Source document =
· · · · · · ·

Leader of the Basic Income Party
- In office 9 June 2020 – 4 June 2022
- Preceded by: Yong Hye-in
- Succeeded by: Yong Hye-in

Leader of the Labor Party
- In office January 2019 – July 2019 Serving with Yong Hye-in
- Preceded by: Lee Gap-yong Na Do-won (acting)
- Succeeded by: Park Seong-cheol

Personal details
- Born: 2 October 1987 (age 38)
- Party: Basic Income Party (2020–2024; 2024–)
- Other political affiliations: Socialist Party (2007–2012) New Progressive Party (2012) Progressive New Party Conference (2012–2013) Labor Party (2013–2019) New Progressive Alliance (2024)

= Shin Ji-hye =

South Korean politician (born 1987)

Shin Ji-hye (born ) is the former leader and current supreme council member of the Basic Income Party. She co-founded the party alongside Yong Hye-in. Prior to entering politics, she engaged in volunteer work such as assisting with the bathing of children with disabilities and elderly people living alone and worked as a study room teacher in a shantytown in Gangnam. She is a native of Busan.

== Education ==

- Attended Tongyeong Girls' Middle and High School.
- Attended Ewha Womans University, sociology.

== History ==
She served as Secretary General of the Goyang branch of the Peace Camp.

· · · · · · ·

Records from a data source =

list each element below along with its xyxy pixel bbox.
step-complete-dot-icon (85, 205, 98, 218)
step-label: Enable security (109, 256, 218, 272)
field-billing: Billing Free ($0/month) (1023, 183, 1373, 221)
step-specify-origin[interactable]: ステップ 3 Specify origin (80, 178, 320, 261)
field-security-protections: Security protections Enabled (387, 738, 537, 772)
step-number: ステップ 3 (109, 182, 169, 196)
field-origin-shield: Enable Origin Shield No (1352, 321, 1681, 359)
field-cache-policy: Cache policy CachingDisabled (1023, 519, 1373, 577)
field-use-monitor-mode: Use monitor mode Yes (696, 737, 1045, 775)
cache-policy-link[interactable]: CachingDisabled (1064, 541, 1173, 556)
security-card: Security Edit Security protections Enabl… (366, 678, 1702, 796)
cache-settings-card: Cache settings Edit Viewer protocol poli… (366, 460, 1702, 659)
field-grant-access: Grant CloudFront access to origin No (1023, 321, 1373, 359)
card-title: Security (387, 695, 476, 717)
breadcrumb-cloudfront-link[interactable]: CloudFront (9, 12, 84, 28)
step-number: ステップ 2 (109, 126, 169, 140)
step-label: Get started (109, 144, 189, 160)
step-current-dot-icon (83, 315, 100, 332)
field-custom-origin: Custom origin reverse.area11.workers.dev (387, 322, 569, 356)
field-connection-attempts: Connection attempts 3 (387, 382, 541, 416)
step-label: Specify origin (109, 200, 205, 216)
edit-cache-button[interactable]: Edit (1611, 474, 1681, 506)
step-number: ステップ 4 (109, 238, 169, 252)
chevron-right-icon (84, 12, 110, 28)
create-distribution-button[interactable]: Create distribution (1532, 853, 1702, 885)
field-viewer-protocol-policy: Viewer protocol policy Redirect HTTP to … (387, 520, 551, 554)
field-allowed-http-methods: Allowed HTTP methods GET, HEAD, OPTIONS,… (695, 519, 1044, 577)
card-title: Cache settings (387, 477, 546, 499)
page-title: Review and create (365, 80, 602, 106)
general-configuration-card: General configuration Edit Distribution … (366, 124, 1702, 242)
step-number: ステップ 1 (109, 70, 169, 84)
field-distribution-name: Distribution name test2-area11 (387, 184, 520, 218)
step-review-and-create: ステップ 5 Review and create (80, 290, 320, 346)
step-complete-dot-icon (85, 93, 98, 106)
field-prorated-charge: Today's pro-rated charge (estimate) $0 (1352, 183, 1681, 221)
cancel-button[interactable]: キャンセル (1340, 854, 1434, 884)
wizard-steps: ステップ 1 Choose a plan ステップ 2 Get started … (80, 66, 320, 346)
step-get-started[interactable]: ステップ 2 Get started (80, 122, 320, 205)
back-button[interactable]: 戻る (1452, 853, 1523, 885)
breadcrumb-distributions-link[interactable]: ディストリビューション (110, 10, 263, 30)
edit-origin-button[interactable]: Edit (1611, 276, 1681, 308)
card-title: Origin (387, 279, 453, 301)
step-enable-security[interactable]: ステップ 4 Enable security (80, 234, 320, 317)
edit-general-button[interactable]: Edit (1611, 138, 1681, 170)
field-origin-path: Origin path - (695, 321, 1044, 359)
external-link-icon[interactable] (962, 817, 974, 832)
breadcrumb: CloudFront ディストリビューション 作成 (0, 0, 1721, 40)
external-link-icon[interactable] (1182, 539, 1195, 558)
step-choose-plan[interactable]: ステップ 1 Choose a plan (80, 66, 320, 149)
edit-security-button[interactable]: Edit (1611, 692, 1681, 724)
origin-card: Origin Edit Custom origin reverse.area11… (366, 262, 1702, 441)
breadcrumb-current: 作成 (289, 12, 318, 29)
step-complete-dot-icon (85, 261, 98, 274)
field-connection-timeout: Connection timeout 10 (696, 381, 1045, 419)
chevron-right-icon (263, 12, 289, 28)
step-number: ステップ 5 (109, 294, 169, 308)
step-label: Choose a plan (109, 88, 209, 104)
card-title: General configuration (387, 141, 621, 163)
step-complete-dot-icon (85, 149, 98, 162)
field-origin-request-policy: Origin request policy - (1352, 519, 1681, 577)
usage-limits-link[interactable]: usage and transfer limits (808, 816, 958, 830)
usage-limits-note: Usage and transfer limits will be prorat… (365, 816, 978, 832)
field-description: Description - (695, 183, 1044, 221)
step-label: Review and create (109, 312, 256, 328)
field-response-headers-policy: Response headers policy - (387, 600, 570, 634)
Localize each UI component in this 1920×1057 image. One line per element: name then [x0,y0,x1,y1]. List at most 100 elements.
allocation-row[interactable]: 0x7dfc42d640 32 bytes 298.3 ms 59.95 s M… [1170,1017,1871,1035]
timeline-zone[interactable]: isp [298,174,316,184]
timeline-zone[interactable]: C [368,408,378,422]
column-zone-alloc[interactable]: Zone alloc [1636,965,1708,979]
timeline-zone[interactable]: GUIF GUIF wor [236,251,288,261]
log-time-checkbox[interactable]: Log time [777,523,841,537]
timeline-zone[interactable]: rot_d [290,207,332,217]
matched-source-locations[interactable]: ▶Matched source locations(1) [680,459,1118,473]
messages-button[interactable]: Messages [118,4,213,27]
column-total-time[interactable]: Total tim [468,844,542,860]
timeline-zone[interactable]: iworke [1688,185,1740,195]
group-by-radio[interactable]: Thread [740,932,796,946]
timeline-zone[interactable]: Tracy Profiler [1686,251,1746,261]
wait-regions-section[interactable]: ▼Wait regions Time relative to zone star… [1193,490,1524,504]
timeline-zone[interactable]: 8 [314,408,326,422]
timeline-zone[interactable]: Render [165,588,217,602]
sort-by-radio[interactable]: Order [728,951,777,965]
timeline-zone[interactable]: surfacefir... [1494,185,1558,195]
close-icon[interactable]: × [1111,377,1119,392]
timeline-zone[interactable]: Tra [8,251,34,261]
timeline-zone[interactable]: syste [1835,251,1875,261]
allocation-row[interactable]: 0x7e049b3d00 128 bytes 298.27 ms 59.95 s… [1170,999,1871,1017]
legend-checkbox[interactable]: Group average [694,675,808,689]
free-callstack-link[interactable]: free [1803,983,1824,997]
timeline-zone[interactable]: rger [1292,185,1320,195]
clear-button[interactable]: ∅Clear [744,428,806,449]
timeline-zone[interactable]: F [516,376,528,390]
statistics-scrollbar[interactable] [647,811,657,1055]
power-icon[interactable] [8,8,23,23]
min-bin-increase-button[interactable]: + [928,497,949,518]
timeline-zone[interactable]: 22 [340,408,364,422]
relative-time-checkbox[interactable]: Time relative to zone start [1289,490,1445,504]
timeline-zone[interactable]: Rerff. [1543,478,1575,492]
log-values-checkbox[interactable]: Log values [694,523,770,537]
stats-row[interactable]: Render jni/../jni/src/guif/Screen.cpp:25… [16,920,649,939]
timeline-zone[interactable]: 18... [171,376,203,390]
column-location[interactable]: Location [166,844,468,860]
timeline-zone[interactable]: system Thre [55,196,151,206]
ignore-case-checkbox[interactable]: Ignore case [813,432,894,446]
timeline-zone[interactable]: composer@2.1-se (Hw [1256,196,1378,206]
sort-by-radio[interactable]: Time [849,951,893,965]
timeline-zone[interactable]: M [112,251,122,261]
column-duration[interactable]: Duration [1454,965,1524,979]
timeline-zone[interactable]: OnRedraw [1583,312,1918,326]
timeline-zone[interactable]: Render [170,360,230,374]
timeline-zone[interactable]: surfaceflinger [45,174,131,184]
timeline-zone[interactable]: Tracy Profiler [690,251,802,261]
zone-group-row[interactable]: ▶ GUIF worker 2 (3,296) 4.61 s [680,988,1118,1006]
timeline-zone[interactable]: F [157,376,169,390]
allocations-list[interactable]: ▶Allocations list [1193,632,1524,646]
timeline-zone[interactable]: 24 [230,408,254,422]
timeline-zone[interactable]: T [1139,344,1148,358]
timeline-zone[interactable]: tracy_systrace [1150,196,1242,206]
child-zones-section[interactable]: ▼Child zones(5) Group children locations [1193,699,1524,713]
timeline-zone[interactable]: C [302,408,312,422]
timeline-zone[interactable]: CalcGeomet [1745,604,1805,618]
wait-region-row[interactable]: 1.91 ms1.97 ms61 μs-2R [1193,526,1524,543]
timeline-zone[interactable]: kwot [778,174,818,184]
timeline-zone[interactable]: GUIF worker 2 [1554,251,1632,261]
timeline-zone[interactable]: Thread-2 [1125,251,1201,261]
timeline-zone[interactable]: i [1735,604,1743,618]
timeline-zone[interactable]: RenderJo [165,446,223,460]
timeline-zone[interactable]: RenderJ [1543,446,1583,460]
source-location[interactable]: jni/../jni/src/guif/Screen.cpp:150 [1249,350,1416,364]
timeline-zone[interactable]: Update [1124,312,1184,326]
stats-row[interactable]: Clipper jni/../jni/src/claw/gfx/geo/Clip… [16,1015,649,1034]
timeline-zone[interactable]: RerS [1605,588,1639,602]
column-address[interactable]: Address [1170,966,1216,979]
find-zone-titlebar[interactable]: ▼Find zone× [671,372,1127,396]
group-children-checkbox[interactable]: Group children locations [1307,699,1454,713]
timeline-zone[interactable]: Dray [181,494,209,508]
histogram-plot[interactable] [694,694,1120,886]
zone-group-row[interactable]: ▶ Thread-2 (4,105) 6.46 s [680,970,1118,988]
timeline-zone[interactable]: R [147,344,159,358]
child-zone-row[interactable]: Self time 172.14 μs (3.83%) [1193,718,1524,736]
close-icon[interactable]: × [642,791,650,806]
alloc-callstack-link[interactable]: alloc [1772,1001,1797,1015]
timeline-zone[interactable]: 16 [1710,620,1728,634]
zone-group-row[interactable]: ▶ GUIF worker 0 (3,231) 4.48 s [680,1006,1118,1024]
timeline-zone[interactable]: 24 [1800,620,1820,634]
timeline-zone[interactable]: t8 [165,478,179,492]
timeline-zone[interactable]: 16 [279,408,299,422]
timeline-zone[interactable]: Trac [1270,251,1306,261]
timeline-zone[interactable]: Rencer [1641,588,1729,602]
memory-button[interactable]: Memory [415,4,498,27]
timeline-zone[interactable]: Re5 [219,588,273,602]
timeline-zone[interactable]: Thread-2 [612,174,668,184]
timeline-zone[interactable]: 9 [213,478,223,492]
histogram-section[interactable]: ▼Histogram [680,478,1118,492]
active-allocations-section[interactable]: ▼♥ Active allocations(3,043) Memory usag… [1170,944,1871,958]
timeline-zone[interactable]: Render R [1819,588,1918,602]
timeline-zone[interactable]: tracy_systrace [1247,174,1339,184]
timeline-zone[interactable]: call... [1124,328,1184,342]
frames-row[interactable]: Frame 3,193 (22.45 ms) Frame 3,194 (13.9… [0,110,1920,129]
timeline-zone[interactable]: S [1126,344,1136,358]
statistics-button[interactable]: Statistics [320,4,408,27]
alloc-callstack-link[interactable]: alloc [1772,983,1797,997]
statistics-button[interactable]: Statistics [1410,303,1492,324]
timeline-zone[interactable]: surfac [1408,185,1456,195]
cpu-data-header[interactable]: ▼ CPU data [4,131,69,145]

· · · · · · ·

Exercises to complete =
**a.** Do these statements agree with the Shin Ji-hye profile? (i) She co-founded the Basic Income Party with Yong Hye-in. (ii) She studied law at Ewha Womans University. (iii) Park Seong-cheol preceded her as leader of the Labor Party. For each, answer yes or no and quote the deciding words from the profile.
**b.** Can you reproduce the Shin Ji-hye profile word for word between "- Other political" and "and High School.", inclusive?
**c.** Could you carry on the Shin Ji-hye profile from where it stops?

Answers by task =
**a.**
(i) Yes: "She co-founded the party alongside Yong Hye-in."
(ii) No: "Attended Ewha Womans University, sociology."
(iii) No: "Succeeded by: Park Seong-cheol"

**b.**
- Other political affiliations: Socialist Party (2007–2012) New Progressive Party (2012) Progressive New Party Conference (2012–2013) Labor Party (2013–2019) New Progressive Alliance (2024)

= Shin Ji-hye =

South Korean politician (born 1987)

Shin Ji-hye (born ) is the former leader and current supreme council member of the Basic Income Party. She co-founded the party alongside Yong Hye-in. Prior to entering politics, she engaged in volunteer work such as assisting with the bathing of children with disabilities and elderly people living alone and worked as a study room teacher in a shantytown in Gangnam. She is a native of Busan.

== Education ==

- Attended Tongyeong Girls' Middle and High School.

**c.**
Ahead of the 2016 South Korean legislative election, she served as the chairman of the Goyang-Paju Party Council for the Labor Party. In the 2016 South Korean legislative election, she ran as the Labor Party candidate for Goyang A.

In 2019, she, alongside Yong Hye-in, was elected as leader of the Labor Party. However, later that year she resigned from the role to found the Basic Income Party.

Following the founding of the Basic Income Party, she became Standing Committee Chairperson of the Gyeonggi Provincial Chapter of the party.

On 22 February 2020, she was elected as a board member of the Basic Income Korea Network.

On 9 June 2020, she was elected as the 2nd Standing Representative of the Basic Income Party. Her term as leader expired on 4 June 2022.

In December 2021, she was elected as Standing Chairperson of the Seoul City Chapter of the Basic Income Party.

She has also been serving as a spokesperson for the Basic Income Party.

In 2024, she was elected as a member of the Basic Income Party supreme council. In 2026, she was re-elected as a member of the supreme council.

== Authored works ==

- Women Who Form Parties. Landscape of Knowledge, 26 March 2020.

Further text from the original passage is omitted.